→ **PROBLEM DESCRIPTION**
Exact reproduction is required for all entries.

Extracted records
------------------------
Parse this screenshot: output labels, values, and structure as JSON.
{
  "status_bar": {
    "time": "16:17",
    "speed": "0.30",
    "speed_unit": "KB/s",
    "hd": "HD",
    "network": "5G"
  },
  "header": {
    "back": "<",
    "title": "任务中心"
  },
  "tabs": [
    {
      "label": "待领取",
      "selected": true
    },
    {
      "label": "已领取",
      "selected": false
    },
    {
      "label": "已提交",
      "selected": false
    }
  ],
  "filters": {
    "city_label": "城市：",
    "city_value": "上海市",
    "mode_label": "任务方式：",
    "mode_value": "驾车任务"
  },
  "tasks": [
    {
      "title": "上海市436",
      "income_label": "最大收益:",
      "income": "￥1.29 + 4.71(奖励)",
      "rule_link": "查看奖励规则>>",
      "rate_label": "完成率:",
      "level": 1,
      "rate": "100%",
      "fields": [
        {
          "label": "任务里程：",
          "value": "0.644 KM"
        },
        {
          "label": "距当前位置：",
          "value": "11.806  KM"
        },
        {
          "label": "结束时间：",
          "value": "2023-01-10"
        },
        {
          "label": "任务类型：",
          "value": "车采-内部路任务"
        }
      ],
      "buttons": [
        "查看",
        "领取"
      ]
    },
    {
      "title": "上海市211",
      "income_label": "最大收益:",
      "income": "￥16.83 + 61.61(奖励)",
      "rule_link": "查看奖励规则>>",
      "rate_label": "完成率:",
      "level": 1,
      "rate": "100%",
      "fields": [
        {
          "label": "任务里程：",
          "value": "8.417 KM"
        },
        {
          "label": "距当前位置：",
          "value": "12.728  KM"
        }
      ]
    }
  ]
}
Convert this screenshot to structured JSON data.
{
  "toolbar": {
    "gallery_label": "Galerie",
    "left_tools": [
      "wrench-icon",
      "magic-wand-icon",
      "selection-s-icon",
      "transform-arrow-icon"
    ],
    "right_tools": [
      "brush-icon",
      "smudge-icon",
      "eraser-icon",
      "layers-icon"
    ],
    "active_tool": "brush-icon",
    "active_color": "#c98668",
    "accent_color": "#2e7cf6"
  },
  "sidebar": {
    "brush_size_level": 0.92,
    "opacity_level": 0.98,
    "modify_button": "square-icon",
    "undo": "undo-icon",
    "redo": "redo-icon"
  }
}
------------------------
→ **WRITTEN RESPONSE**
Parse this screenshot: output labels, values, and structure as JSON.
{
  "status_bar": {
    "time": "16:17",
    "speed": "0.30",
    "speed_unit": "KB/s",
    "hd": "HD",
    "network": "5G"
  },
  "header": {
    "back": "<",
    "title": "任务中心"
  },
  "tabs": [
    {
      "label": "待领取",
      "selected": true
    },
    {
      "label": "已领取",
      "selected": false
    },
    {
      "label": "已提交",
      "selected": false
    }
  ],
  "filters": {
    "city_label": "城市：",
    "city_value": "上海市",
    "mode_label": "任务方式：",
    "mode_value": "驾车任务"
  },
  "tasks": [
    {
      "title": "上海市436",
      "income_label": "最大收益:",
      "income": "￥1.29 + 4.71(奖励)",
      "rule_link": "查看奖励规则>>",
      "rate_label": "完成率:",
      "level": 1,
      "rate": "100%",
      "fields": [
        {
          "label": "任务里程：",
          "value": "0.644 KM"
        },
        {
          "label": "距当前位置：",
          "value": "11.806  KM"
        },
        {
          "label": "结束时间：",
          "value": "2023-01-10"
        },
        {
          "label": "任务类型：",
          "value": "车采-内部路任务"
        }
      ],
      "buttons": [
        "查看",
        "领取"
      ]
    },
    {
      "title": "上海市211",
      "income_label": "最大收益:",
      "income": "￥16.83 + 61.61(奖励)",
      "rule_link": "查看奖励规则>>",
      "rate_label": "完成率:",
      "level": 1,
      "rate": "100%",
      "fields": [
        {
          "label": "任务里程：",
          "value": "8.417 KM"
        },
        {
          "label": "距当前位置：",
          "value": "12.728  KM"
        }
      ]
    }
  ]
}
Convert this screenshot to structured JSON data.
{
  "toolbar": {
    "gallery_label": "Galerie",
    "left_tools": [
      "wrench-icon",
      "magic-wand-icon",
      "selection-s-icon",
      "transform-arrow-icon"
    ],
    "right_tools": [
      "brush-icon",
      "smudge-icon",
      "eraser-icon",
      "layers-icon"
    ],
    "active_tool": "brush-icon",
    "active_color": "#c98668",
    "accent_color": "#2e7cf6"
  },
  "sidebar": {
    "brush_size_level": 0.92,
    "opacity_level": 0.98,
    "modify_button": "square-icon",
    "undo": "undo-icon",
    "redo": "redo-icon"
  }
}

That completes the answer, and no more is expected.